**SET PROBLEM**
Reproduce every line of the data below verbatim, preserving each character, bracket, and coordinate.
## START THE INPUT
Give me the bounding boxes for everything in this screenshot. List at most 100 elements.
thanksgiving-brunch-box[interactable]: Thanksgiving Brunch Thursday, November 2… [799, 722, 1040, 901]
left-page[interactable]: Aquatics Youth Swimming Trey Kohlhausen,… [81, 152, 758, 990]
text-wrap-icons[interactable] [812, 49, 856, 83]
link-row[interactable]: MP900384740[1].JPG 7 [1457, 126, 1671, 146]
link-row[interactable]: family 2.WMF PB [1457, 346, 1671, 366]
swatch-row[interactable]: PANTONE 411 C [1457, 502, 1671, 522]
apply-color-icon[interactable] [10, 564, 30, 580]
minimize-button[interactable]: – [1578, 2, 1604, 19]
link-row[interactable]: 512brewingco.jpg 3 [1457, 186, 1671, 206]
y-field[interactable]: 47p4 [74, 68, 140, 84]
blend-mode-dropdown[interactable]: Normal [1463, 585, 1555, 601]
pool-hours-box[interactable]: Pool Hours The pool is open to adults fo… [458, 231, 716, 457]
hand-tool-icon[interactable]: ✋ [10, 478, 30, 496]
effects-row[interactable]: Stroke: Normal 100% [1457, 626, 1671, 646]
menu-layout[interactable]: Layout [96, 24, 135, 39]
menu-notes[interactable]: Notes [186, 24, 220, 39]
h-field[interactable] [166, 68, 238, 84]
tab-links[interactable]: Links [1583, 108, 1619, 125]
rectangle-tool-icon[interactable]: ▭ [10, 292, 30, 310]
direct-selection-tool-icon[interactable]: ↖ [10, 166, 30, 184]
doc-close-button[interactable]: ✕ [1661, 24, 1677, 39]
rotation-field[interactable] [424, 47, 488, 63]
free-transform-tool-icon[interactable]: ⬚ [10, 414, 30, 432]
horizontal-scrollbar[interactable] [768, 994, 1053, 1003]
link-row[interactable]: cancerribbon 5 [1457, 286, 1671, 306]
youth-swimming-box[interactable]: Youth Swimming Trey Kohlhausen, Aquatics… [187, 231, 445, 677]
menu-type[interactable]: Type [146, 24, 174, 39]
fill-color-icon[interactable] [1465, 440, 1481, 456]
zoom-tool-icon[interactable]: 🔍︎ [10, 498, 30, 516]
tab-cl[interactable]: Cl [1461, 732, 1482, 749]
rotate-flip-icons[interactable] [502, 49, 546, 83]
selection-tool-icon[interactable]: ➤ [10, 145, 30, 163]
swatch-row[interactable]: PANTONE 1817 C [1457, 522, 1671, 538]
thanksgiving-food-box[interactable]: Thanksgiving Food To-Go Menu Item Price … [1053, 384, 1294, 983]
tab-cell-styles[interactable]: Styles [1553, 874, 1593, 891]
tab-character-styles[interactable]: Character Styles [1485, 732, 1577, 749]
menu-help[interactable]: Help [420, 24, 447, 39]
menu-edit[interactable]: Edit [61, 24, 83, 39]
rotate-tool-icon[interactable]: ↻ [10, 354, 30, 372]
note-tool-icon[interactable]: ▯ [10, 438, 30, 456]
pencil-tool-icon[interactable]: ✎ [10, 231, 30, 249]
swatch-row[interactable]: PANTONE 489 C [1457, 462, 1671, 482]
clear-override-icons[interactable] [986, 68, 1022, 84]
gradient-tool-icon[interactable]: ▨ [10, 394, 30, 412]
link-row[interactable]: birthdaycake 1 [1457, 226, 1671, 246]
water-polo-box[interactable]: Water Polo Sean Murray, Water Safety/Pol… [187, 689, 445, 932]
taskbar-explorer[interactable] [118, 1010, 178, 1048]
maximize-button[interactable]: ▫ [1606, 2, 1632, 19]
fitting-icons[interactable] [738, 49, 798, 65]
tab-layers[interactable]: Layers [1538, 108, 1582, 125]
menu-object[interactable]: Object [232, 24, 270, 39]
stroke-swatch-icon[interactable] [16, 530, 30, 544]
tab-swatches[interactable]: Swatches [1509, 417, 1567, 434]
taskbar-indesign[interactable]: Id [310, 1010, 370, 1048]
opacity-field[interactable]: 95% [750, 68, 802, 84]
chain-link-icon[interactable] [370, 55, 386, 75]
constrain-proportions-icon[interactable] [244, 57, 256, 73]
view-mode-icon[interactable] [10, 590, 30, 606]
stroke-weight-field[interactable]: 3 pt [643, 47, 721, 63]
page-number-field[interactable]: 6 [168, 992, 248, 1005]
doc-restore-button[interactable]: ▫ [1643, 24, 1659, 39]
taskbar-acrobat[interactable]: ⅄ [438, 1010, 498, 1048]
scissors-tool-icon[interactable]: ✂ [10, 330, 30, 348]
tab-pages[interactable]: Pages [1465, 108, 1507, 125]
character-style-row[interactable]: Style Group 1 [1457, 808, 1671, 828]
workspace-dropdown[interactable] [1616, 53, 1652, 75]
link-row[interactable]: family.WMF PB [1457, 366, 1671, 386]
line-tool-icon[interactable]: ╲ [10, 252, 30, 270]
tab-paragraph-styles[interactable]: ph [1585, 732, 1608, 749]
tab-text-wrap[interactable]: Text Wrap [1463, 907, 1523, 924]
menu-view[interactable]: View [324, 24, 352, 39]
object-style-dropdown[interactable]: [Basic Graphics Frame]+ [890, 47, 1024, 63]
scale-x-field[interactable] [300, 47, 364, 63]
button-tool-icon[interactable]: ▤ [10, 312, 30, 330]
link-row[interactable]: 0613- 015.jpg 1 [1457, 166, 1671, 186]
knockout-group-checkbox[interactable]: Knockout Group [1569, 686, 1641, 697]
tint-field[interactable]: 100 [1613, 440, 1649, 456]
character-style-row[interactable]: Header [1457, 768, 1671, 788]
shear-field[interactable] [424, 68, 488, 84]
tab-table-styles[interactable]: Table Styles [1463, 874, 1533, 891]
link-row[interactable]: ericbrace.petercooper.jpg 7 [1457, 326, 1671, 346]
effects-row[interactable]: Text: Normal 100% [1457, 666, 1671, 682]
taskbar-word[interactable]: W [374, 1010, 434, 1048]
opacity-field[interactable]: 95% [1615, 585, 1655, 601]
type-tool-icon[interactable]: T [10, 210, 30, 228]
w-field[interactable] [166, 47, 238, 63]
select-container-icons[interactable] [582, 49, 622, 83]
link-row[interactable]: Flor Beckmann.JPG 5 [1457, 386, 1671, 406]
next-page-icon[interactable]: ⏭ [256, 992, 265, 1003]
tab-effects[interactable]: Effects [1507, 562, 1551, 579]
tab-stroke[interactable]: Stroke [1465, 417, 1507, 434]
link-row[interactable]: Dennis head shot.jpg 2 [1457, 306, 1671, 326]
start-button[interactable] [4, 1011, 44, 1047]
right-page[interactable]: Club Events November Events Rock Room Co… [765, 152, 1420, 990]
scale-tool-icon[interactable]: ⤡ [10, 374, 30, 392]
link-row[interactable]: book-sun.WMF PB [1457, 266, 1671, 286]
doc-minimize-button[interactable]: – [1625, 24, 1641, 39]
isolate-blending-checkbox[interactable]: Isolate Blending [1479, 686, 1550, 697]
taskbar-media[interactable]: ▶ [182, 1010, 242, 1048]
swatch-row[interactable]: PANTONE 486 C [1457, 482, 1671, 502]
## END THE INPUT
**SOLVED EXERCISE**
Give me the bounding boxes for everything in this screenshot. List at most 100 elements.
thanksgiving-brunch-box[interactable]: Thanksgiving Brunch Thursday, November 2… [799, 722, 1040, 901]
left-page[interactable]: Aquatics Youth Swimming Trey Kohlhausen,… [81, 152, 758, 990]
text-wrap-icons[interactable] [812, 49, 856, 83]
link-row[interactable]: MP900384740[1].JPG 7 [1457, 126, 1671, 146]
link-row[interactable]: family 2.WMF PB [1457, 346, 1671, 366]
swatch-row[interactable]: PANTONE 411 C [1457, 502, 1671, 522]
apply-color-icon[interactable] [10, 564, 30, 580]
minimize-button[interactable]: – [1578, 2, 1604, 19]
link-row[interactable]: 512brewingco.jpg 3 [1457, 186, 1671, 206]
y-field[interactable]: 47p4 [74, 68, 140, 84]
blend-mode-dropdown[interactable]: Normal [1463, 585, 1555, 601]
pool-hours-box[interactable]: Pool Hours The pool is open to adults fo… [458, 231, 716, 457]
hand-tool-icon[interactable]: ✋ [10, 478, 30, 496]
effects-row[interactable]: Stroke: Normal 100% [1457, 626, 1671, 646]
menu-layout[interactable]: Layout [96, 24, 135, 39]
menu-notes[interactable]: Notes [186, 24, 220, 39]
h-field[interactable] [166, 68, 238, 84]
tab-links[interactable]: Links [1583, 108, 1619, 125]
rectangle-tool-icon[interactable]: ▭ [10, 292, 30, 310]
direct-selection-tool-icon[interactable]: ↖ [10, 166, 30, 184]
doc-close-button[interactable]: ✕ [1661, 24, 1677, 39]
rotation-field[interactable] [424, 47, 488, 63]
free-transform-tool-icon[interactable]: ⬚ [10, 414, 30, 432]
horizontal-scrollbar[interactable] [768, 994, 1053, 1003]
link-row[interactable]: cancerribbon 5 [1457, 286, 1671, 306]
youth-swimming-box[interactable]: Youth Swimming Trey Kohlhausen, Aquatics… [187, 231, 445, 677]
menu-type[interactable]: Type [146, 24, 174, 39]
fill-color-icon[interactable] [1465, 440, 1481, 456]
zoom-tool-icon[interactable]: 🔍︎ [10, 498, 30, 516]
tab-cl[interactable]: Cl [1461, 732, 1482, 749]
rotate-flip-icons[interactable] [502, 49, 546, 83]
selection-tool-icon[interactable]: ➤ [10, 145, 30, 163]
swatch-row[interactable]: PANTONE 1817 C [1457, 522, 1671, 538]
thanksgiving-food-box[interactable]: Thanksgiving Food To-Go Menu Item Price … [1053, 384, 1294, 983]
tab-cell-styles[interactable]: Styles [1553, 874, 1593, 891]
tab-character-styles[interactable]: Character Styles [1485, 732, 1577, 749]
menu-help[interactable]: Help [420, 24, 447, 39]
menu-edit[interactable]: Edit [61, 24, 83, 39]
rotate-tool-icon[interactable]: ↻ [10, 354, 30, 372]
note-tool-icon[interactable]: ▯ [10, 438, 30, 456]
pencil-tool-icon[interactable]: ✎ [10, 231, 30, 249]
swatch-row[interactable]: PANTONE 489 C [1457, 462, 1671, 482]
clear-override-icons[interactable] [986, 68, 1022, 84]
gradient-tool-icon[interactable]: ▨ [10, 394, 30, 412]
link-row[interactable]: birthdaycake 1 [1457, 226, 1671, 246]
water-polo-box[interactable]: Water Polo Sean Murray, Water Safety/Pol… [187, 689, 445, 932]
taskbar-explorer[interactable] [118, 1010, 178, 1048]
maximize-button[interactable]: ▫ [1606, 2, 1632, 19]
fitting-icons[interactable] [738, 49, 798, 65]
tab-layers[interactable]: Layers [1538, 108, 1582, 125]
menu-object[interactable]: Object [232, 24, 270, 39]
stroke-swatch-icon[interactable] [16, 530, 30, 544]
tab-swatches[interactable]: Swatches [1509, 417, 1567, 434]
taskbar-indesign[interactable]: Id [310, 1010, 370, 1048]
opacity-field[interactable]: 95% [750, 68, 802, 84]
chain-link-icon[interactable] [370, 55, 386, 75]
constrain-proportions-icon[interactable] [244, 57, 256, 73]
view-mode-icon[interactable] [10, 590, 30, 606]
stroke-weight-field[interactable]: 3 pt [643, 47, 721, 63]
page-number-field[interactable]: 6 [168, 992, 248, 1005]
doc-restore-button[interactable]: ▫ [1643, 24, 1659, 39]
taskbar-acrobat[interactable]: ⅄ [438, 1010, 498, 1048]
scissors-tool-icon[interactable]: ✂ [10, 330, 30, 348]
tab-pages[interactable]: Pages [1465, 108, 1507, 125]
character-style-row[interactable]: Style Group 1 [1457, 808, 1671, 828]
workspace-dropdown[interactable] [1616, 53, 1652, 75]
link-row[interactable]: family.WMF PB [1457, 366, 1671, 386]
line-tool-icon[interactable]: ╲ [10, 252, 30, 270]
tab-paragraph-styles[interactable]: ph [1585, 732, 1608, 749]
tab-text-wrap[interactable]: Text Wrap [1463, 907, 1523, 924]
menu-view[interactable]: View [324, 24, 352, 39]
object-style-dropdown[interactable]: [Basic Graphics Frame]+ [890, 47, 1024, 63]
scale-x-field[interactable] [300, 47, 364, 63]
button-tool-icon[interactable]: ▤ [10, 312, 30, 330]
link-row[interactable]: 0613- 015.jpg 1 [1457, 166, 1671, 186]
knockout-group-checkbox[interactable]: Knockout Group [1569, 686, 1641, 697]
tint-field[interactable]: 100 [1613, 440, 1649, 456]
character-style-row[interactable]: Header [1457, 768, 1671, 788]
shear-field[interactable] [424, 68, 488, 84]
tab-table-styles[interactable]: Table Styles [1463, 874, 1533, 891]
link-row[interactable]: ericbrace.petercooper.jpg 7 [1457, 326, 1671, 346]
effects-row[interactable]: Text: Normal 100% [1457, 666, 1671, 682]
taskbar-word[interactable]: W [374, 1010, 434, 1048]
opacity-field[interactable]: 95% [1615, 585, 1655, 601]
type-tool-icon[interactable]: T [10, 210, 30, 228]
w-field[interactable] [166, 47, 238, 63]
select-container-icons[interactable] [582, 49, 622, 83]
link-row[interactable]: Flor Beckmann.JPG 5 [1457, 386, 1671, 406]
next-page-icon[interactable]: ⏭ [256, 992, 265, 1003]
tab-effects[interactable]: Effects [1507, 562, 1551, 579]
tab-stroke[interactable]: Stroke [1465, 417, 1507, 434]
link-row[interactable]: Dennis head shot.jpg 2 [1457, 306, 1671, 326]
start-button[interactable] [4, 1011, 44, 1047]
right-page[interactable]: Club Events November Events Rock Room Co… [765, 152, 1420, 990]
scale-tool-icon[interactable]: ⤡ [10, 374, 30, 392]
link-row[interactable]: book-sun.WMF PB [1457, 266, 1671, 286]
doc-minimize-button[interactable]: – [1625, 24, 1641, 39]
isolate-blending-checkbox[interactable]: Isolate Blending [1479, 686, 1550, 697]
taskbar-media[interactable]: ▶ [182, 1010, 242, 1048]
swatch-row[interactable]: PANTONE 486 C [1457, 482, 1671, 502]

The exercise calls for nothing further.